# Start of RECORDED INFORMATION

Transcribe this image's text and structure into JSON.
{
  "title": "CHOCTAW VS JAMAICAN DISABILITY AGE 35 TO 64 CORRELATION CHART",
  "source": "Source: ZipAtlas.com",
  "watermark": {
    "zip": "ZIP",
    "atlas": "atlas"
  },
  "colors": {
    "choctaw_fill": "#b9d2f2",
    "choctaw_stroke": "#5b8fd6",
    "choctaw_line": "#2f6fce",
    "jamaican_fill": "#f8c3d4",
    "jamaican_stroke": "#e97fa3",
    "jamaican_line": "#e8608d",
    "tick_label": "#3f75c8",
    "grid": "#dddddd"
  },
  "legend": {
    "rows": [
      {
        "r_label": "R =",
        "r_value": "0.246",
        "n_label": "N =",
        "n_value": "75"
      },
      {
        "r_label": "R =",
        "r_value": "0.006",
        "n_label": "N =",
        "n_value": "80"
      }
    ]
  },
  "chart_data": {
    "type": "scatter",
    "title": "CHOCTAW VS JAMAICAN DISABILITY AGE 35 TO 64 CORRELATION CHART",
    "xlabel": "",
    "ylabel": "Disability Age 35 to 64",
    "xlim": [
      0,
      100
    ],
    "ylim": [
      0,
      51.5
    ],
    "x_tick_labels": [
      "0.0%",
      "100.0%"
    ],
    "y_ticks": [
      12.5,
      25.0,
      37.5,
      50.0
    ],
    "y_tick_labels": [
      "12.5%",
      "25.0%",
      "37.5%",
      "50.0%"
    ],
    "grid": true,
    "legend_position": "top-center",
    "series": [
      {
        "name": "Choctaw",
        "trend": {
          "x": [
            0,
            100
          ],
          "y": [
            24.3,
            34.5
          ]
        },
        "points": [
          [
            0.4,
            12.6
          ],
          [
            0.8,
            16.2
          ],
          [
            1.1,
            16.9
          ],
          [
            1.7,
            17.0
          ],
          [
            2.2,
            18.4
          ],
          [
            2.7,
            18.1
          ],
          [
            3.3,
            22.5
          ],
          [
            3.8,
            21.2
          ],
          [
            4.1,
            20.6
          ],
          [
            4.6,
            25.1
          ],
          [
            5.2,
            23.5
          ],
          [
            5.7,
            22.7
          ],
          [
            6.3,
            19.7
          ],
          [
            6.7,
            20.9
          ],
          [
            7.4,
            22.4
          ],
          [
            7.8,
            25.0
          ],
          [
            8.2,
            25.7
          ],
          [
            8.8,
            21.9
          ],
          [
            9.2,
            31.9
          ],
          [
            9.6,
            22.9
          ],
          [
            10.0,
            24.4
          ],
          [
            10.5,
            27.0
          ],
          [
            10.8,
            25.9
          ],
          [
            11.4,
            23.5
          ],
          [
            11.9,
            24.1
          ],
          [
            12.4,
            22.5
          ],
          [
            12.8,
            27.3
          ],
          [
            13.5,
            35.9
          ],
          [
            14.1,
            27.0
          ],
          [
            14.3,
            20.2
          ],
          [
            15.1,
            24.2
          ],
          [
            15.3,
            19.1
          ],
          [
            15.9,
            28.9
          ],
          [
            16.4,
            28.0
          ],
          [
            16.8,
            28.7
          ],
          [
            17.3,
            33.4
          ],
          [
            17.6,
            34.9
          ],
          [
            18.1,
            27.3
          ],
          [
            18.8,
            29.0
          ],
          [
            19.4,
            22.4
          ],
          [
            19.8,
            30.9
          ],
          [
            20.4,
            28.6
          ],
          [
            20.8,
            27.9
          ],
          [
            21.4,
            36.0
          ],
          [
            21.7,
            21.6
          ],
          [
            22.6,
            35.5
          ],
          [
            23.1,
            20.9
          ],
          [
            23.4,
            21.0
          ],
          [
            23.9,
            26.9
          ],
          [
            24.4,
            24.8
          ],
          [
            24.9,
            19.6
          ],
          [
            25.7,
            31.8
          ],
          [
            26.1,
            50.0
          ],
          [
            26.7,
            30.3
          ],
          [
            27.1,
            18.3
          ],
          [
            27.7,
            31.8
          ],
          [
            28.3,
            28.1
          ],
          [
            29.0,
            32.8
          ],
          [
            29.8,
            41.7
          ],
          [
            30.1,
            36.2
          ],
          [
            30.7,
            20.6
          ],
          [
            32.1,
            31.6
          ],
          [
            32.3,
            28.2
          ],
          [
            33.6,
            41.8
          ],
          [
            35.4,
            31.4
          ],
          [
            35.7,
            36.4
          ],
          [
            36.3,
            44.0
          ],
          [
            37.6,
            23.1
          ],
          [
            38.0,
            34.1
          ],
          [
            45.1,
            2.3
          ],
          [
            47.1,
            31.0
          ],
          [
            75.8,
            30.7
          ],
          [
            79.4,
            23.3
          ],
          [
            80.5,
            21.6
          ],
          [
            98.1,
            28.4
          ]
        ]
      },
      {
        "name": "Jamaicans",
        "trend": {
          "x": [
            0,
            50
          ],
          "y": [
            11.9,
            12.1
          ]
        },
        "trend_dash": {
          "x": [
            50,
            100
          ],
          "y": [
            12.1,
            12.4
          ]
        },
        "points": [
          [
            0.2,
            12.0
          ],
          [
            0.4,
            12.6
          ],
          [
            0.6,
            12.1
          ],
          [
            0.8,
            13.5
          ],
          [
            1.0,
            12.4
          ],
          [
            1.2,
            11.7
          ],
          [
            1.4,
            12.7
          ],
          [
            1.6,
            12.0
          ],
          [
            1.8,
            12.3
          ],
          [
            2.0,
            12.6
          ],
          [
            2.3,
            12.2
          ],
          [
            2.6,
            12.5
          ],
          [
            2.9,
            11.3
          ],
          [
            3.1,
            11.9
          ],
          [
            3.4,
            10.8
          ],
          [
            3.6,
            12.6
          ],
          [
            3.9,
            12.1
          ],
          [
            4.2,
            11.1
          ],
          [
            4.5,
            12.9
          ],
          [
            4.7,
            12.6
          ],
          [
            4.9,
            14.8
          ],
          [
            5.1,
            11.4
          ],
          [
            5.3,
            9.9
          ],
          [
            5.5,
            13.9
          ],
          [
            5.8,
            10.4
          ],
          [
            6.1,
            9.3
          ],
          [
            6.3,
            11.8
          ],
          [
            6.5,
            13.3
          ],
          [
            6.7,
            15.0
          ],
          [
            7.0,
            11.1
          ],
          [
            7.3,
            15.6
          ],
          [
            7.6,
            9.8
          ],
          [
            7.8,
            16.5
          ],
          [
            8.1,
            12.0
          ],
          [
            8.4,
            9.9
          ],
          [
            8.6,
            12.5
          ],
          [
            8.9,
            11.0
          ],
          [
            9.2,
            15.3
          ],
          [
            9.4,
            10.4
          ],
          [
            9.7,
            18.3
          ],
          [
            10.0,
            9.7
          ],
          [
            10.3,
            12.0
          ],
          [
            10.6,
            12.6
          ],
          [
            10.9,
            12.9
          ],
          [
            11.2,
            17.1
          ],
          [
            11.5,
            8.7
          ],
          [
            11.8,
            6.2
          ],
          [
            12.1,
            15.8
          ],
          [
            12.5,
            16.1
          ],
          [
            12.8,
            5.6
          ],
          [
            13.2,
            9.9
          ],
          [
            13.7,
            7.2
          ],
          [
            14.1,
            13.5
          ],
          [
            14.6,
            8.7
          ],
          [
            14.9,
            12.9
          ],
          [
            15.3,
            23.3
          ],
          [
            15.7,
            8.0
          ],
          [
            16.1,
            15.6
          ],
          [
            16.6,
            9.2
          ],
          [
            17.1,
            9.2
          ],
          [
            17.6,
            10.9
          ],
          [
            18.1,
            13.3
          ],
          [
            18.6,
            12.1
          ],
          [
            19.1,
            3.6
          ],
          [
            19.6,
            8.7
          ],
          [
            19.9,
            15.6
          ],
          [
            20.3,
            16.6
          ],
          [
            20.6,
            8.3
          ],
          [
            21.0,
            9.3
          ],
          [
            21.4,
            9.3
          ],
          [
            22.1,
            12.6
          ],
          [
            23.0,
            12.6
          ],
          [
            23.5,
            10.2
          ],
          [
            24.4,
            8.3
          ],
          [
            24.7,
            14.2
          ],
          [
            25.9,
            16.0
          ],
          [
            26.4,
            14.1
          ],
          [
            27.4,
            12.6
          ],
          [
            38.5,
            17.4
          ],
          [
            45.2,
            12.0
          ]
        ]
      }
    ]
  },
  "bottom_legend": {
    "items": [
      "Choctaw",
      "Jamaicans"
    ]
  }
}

# End of RECORDED INFORMATION

**STATED TASK**
Give the count of lines that hold the word "CORRELATION", with nothing added.

**EXPECTED OUTPUT**
2